(Dataset entries)
******
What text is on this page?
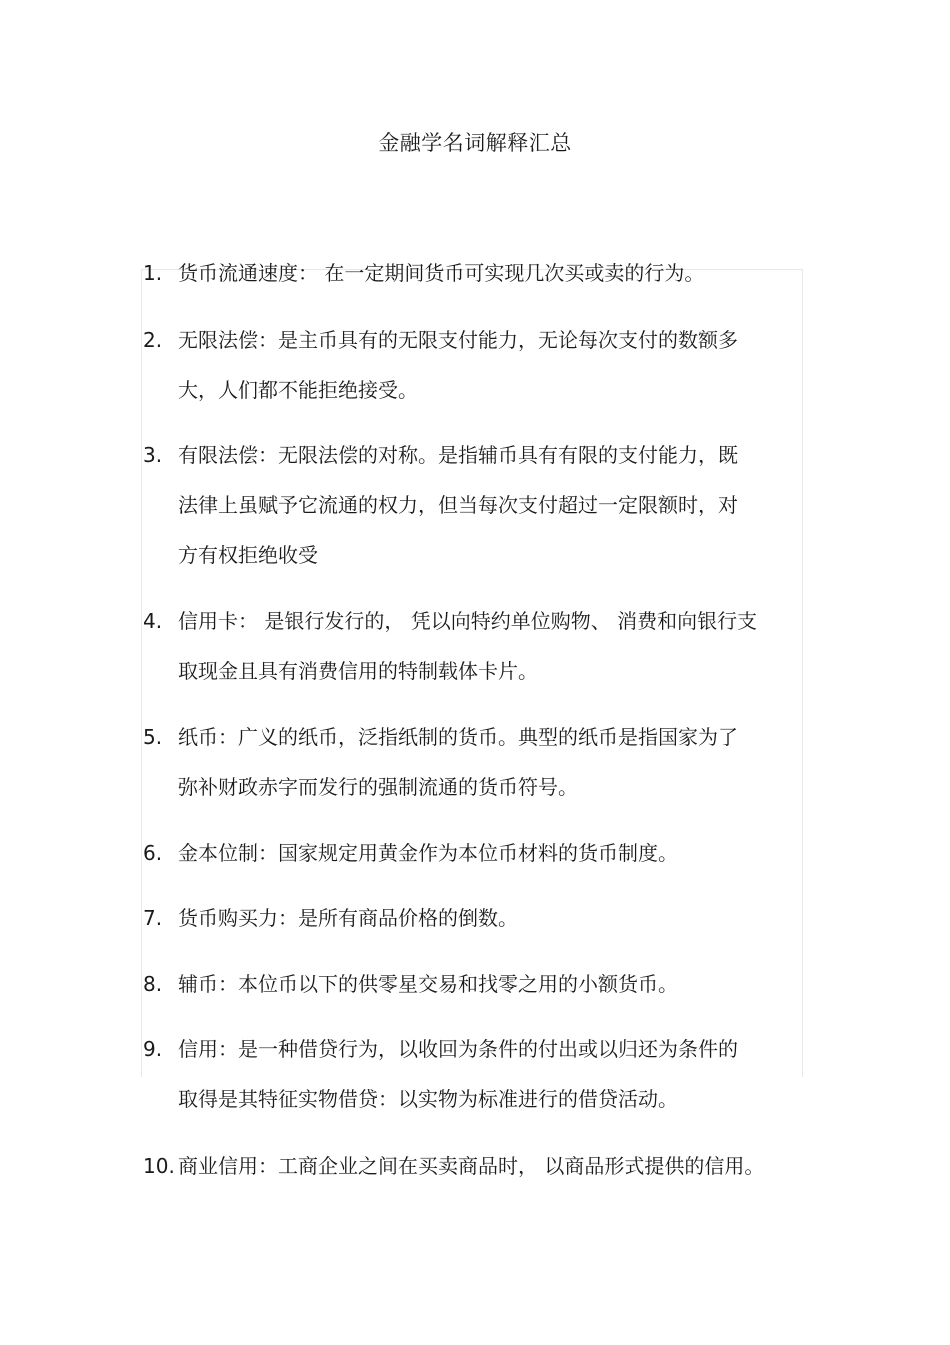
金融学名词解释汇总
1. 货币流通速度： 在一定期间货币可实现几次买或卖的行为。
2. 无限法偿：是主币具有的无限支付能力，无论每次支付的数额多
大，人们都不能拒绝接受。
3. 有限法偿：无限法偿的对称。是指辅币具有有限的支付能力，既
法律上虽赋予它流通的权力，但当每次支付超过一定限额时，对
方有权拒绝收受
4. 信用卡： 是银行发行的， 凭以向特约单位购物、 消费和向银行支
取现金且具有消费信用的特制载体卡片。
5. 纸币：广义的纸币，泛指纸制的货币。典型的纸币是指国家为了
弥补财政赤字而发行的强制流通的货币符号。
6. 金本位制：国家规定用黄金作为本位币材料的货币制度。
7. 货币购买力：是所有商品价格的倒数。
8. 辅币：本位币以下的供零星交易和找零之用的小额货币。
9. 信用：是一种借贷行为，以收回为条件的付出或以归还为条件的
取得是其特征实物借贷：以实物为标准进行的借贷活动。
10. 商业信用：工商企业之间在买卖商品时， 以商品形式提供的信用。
******
- _YOUR INSTRUCTIONS_
Retype the whole listing exactly and leave the pictures out.

- _RESPONSE TO THE EXERCISE_
What text is on this page?
金融学名词解释汇总
1. 货币流通速度： 在一定期间货币可实现几次买或卖的行为。
2. 无限法偿：是主币具有的无限支付能力，无论每次支付的数额多
大，人们都不能拒绝接受。
3. 有限法偿：无限法偿的对称。是指辅币具有有限的支付能力，既
法律上虽赋予它流通的权力，但当每次支付超过一定限额时，对
方有权拒绝收受
4. 信用卡： 是银行发行的， 凭以向特约单位购物、 消费和向银行支
取现金且具有消费信用的特制载体卡片。
5. 纸币：广义的纸币，泛指纸制的货币。典型的纸币是指国家为了
弥补财政赤字而发行的强制流通的货币符号。
6. 金本位制：国家规定用黄金作为本位币材料的货币制度。
7. 货币购买力：是所有商品价格的倒数。
8. 辅币：本位币以下的供零星交易和找零之用的小额货币。
9. 信用：是一种借贷行为，以收回为条件的付出或以归还为条件的
取得是其特征实物借贷：以实物为标准进行的借贷活动。
10. 商业信用：工商企业之间在买卖商品时， 以商品形式提供的信用。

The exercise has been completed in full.